----- Given data

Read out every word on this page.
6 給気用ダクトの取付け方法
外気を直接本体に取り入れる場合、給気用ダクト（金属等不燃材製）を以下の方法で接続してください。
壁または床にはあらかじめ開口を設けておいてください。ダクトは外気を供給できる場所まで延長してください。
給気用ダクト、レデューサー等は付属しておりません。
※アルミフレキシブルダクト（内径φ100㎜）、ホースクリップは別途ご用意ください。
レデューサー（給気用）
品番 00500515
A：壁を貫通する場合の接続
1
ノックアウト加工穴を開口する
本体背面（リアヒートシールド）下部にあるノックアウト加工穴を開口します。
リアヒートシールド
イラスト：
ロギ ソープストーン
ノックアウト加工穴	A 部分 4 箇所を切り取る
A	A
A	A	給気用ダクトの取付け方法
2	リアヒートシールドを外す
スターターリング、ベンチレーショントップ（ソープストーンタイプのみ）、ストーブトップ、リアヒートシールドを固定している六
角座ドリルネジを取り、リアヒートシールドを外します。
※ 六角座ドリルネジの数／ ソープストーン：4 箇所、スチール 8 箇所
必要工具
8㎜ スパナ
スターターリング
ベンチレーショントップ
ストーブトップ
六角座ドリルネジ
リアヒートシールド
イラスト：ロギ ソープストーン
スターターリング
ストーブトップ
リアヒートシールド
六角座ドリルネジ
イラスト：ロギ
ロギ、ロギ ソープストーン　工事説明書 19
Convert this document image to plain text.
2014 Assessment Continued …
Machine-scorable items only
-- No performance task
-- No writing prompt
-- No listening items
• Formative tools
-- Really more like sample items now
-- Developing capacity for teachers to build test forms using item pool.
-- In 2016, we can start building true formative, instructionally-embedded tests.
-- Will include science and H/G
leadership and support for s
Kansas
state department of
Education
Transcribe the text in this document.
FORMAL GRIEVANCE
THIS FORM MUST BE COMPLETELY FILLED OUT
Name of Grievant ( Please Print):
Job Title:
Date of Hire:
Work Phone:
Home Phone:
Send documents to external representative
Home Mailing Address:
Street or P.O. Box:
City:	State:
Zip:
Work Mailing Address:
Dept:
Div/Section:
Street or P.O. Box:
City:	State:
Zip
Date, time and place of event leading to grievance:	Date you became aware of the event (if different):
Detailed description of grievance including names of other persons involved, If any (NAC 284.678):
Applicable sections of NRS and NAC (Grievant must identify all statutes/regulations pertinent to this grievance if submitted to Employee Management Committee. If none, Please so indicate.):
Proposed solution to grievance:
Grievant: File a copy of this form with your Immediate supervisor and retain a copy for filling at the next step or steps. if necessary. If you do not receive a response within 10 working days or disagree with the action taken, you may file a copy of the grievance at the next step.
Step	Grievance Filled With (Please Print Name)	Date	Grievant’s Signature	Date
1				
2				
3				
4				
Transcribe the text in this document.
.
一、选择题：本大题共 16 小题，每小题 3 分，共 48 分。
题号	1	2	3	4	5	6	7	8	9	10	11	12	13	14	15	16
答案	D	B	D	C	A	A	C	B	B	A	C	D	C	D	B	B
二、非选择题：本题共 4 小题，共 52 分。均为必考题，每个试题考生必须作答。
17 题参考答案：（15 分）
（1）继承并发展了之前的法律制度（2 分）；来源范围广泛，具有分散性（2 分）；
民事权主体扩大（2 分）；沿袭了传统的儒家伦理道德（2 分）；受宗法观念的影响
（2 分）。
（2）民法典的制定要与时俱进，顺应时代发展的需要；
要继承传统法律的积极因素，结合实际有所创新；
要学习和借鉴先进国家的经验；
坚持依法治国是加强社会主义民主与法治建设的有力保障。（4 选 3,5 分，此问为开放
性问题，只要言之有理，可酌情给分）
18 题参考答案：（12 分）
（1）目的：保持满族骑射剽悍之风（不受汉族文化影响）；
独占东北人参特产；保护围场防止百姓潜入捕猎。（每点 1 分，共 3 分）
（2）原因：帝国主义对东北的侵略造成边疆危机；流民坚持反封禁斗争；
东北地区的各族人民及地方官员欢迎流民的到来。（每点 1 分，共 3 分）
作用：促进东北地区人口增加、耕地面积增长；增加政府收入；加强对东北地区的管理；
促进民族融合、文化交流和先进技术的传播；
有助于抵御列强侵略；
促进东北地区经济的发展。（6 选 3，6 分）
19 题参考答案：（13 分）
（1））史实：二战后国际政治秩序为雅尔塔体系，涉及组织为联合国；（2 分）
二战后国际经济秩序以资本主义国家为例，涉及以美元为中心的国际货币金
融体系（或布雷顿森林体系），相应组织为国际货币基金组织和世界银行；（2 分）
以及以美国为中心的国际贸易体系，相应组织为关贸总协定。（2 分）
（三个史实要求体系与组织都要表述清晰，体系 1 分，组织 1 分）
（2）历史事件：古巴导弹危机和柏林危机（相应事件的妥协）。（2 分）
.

----------

-- What is expected --
Reproduce every line from the entries that holds the word "Address".

-- Right answer --
Home Mailing Address:
Work Mailing Address:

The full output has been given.